## REQUEST
Take every line that has the string "nomas" and copy it out.

## EXERCISE INPUT
------------------------------------

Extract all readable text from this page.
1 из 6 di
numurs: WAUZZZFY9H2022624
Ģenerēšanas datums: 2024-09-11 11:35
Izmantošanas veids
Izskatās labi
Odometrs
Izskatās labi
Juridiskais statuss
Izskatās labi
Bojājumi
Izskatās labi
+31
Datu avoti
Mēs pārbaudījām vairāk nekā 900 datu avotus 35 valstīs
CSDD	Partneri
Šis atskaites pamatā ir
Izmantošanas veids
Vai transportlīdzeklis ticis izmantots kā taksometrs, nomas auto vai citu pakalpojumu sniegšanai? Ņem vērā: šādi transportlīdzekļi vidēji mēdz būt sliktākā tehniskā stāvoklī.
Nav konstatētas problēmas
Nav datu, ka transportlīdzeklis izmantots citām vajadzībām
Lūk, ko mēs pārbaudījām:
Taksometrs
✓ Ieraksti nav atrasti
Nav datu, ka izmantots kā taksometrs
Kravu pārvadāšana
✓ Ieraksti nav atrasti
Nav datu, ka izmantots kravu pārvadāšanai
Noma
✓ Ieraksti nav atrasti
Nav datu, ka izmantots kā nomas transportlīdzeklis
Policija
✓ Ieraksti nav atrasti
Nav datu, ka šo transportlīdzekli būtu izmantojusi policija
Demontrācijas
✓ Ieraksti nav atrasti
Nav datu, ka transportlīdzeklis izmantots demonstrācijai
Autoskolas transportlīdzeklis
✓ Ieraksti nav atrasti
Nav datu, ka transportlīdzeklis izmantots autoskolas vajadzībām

------------------------------------

## WORKED ANSWER
Vai transportlīdzeklis ticis izmantots kā taksometrs, nomas auto vai citu pakalpojumu sniegšanai? Ņem vērā: šādi transportlīdzekļi vidēji mēdz būt sliktākā tehniskā stāvoklī.
Nav datu, ka izmantots kā nomas transportlīdzeklis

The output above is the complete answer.